• [Given instruction]: Where a line in the listing contains the string "Councils", copy that line out.

• [Records supplied]:
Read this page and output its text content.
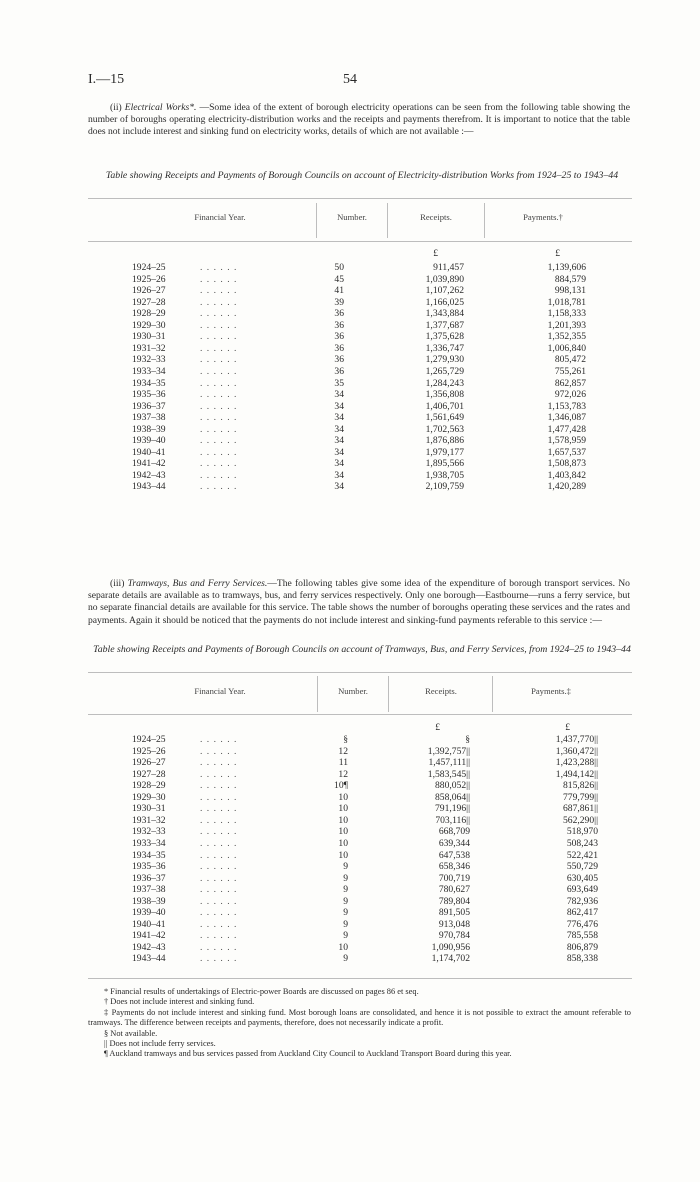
I.—15	54
(ii) Electrical Works*. —Some idea of the extent of borough electricity operations can be seen from the following table showing the number of boroughs operating electricity-distribution works and the receipts and payments therefrom. It is important to notice that the table does not include interest and sinking fund on electricity works, details of which are not available :—
Table showing Receipts and Payments of Borough Councils on account of Electricity-distribution Works from 1924–25 to 1943–44
Financial Year.	Number.	Receipts.	Payments.†
£	£
1924–25	. . . . . .	50	911,457	1,139,606
1925–26	. . . . . .	45	1,039,890	884,579
1926–27	. . . . . .	41	1,107,262	998,131
1927–28	. . . . . .	39	1,166,025	1,018,781
1928–29	. . . . . .	36	1,343,884	1,158,333
1929–30	. . . . . .	36	1,377,687	1,201,393
1930–31	. . . . . .	36	1,375,628	1,352,355
1931–32	. . . . . .	36	1,336,747	1,006,840
1932–33	. . . . . .	36	1,279,930	805,472
1933–34	. . . . . .	36	1,265,729	755,261
1934–35	. . . . . .	35	1,284,243	862,857
1935–36	. . . . . .	34	1,356,808	972,026
1936–37	. . . . . .	34	1,406,701	1,153,783
1937–38	. . . . . .	34	1,561,649	1,346,087
1938–39	. . . . . .	34	1,702,563	1,477,428
1939–40	. . . . . .	34	1,876,886	1,578,959
1940–41	. . . . . .	34	1,979,177	1,657,537
1941–42	. . . . . .	34	1,895,566	1,508,873
1942–43	. . . . . .	34	1,938,705	1,403,842
1943–44	. . . . . .	34	2,109,759	1,420,289
(iii) Tramways, Bus and Ferry Services.—The following tables give some idea of the expenditure of borough transport services. No separate details are available as to tramways, bus, and ferry services respectively. Only one borough—Eastbourne—runs a ferry service, but no separate financial details are available for this service. The table shows the number of boroughs operating these services and the rates and payments. Again it should be noticed that the payments do not include interest and sinking-fund payments referable to this service :—
Table showing Receipts and Payments of Borough Councils on account of Tramways, Bus, and Ferry Services, from 1924–25 to 1943–44
Financial Year.	Number.	Receipts.	Payments.‡
£	£
1924–25	. . . . . .	§	§	1,437,770||
1925–26	. . . . . .	12	1,392,757||	1,360,472||
1926–27	. . . . . .	11	1,457,111||	1,423,288||
1927–28	. . . . . .	12	1,583,545||	1,494,142||
1928–29	. . . . . .	10¶	880,052||	815,826||
1929–30	. . . . . .	10	858,064||	779,799||
1930–31	. . . . . .	10	791,196||	687,861||
1931–32	. . . . . .	10	703,116||	562,290||
1932–33	. . . . . .	10	668,709	518,970
1933–34	. . . . . .	10	639,344	508,243
1934–35	. . . . . .	10	647,538	522,421
1935–36	. . . . . .	9	658,346	550,729
1936–37	. . . . . .	9	700,719	630,405
1937–38	. . . . . .	9	780,627	693,649
1938–39	. . . . . .	9	789,804	782,936
1939–40	. . . . . .	9	891,505	862,417
1940–41	. . . . . .	9	913,048	776,476
1941–42	. . . . . .	9	970,784	785,558
1942–43	. . . . . .	10	1,090,956	806,879
1943–44	. . . . . .	9	1,174,702	858,338
* Financial results of undertakings of Electric-power Boards are discussed on pages 86 et seq.
† Does not include interest and sinking fund.
‡ Payments do not include interest and sinking fund. Most borough loans are consolidated, and hence it is not possible to extract the amount referable to tramways. The difference between receipts and payments, therefore, does not necessarily indicate a profit.
§ Not available.
|| Does not include ferry services.
¶ Auckland tramways and bus services passed from Auckland City Council to Auckland Transport Board during this year.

• [Result]:
Table showing Receipts and Payments of Borough Councils on account of Electricity-distribution Works from 1924–25 to 1943–44
Table showing Receipts and Payments of Borough Councils on account of Tramways, Bus, and Ferry Services, from 1924–25 to 1943–44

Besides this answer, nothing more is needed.